-- start of Provided data --

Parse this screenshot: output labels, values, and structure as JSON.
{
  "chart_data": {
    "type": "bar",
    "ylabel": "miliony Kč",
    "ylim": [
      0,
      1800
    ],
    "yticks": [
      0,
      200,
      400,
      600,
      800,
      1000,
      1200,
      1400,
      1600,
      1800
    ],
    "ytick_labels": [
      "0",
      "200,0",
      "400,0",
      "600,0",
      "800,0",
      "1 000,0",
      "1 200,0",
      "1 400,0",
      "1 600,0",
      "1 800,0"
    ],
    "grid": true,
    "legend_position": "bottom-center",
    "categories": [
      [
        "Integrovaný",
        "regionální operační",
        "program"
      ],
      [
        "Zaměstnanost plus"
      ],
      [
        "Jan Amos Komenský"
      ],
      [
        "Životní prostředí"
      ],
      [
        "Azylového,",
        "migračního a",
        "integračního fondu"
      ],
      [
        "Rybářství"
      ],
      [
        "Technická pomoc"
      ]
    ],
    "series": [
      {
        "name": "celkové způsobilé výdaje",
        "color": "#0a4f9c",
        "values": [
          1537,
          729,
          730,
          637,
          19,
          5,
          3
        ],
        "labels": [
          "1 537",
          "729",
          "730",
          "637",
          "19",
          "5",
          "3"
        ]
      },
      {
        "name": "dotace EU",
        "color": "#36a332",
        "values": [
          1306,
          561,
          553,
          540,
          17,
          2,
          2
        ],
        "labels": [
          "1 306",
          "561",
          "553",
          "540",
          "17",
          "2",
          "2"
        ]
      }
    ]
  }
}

-- end of Provided data --

> **Directions**:
Please reproduce each record precisely as written.

> **Answer for this exercise**:
Parse this screenshot: output labels, values, and structure as JSON.
{
  "chart_data": {
    "type": "bar",
    "ylabel": "miliony Kč",
    "ylim": [
      0,
      1800
    ],
    "yticks": [
      0,
      200,
      400,
      600,
      800,
      1000,
      1200,
      1400,
      1600,
      1800
    ],
    "ytick_labels": [
      "0",
      "200,0",
      "400,0",
      "600,0",
      "800,0",
      "1 000,0",
      "1 200,0",
      "1 400,0",
      "1 600,0",
      "1 800,0"
    ],
    "grid": true,
    "legend_position": "bottom-center",
    "categories": [
      [
        "Integrovaný",
        "regionální operační",
        "program"
      ],
      [
        "Zaměstnanost plus"
      ],
      [
        "Jan Amos Komenský"
      ],
      [
        "Životní prostředí"
      ],
      [
        "Azylového,",
        "migračního a",
        "integračního fondu"
      ],
      [
        "Rybářství"
      ],
      [
        "Technická pomoc"
      ]
    ],
    "series": [
      {
        "name": "celkové způsobilé výdaje",
        "color": "#0a4f9c",
        "values": [
          1537,
          729,
          730,
          637,
          19,
          5,
          3
        ],
        "labels": [
          "1 537",
          "729",
          "730",
          "637",
          "19",
          "5",
          "3"
        ]
      },
      {
        "name": "dotace EU",
        "color": "#36a332",
        "values": [
          1306,
          561,
          553,
          540,
          17,
          2,
          2
        ],
        "labels": [
          "1 306",
          "561",
          "553",
          "540",
          "17",
          "2",
          "2"
        ]
      }
    ]
  }
}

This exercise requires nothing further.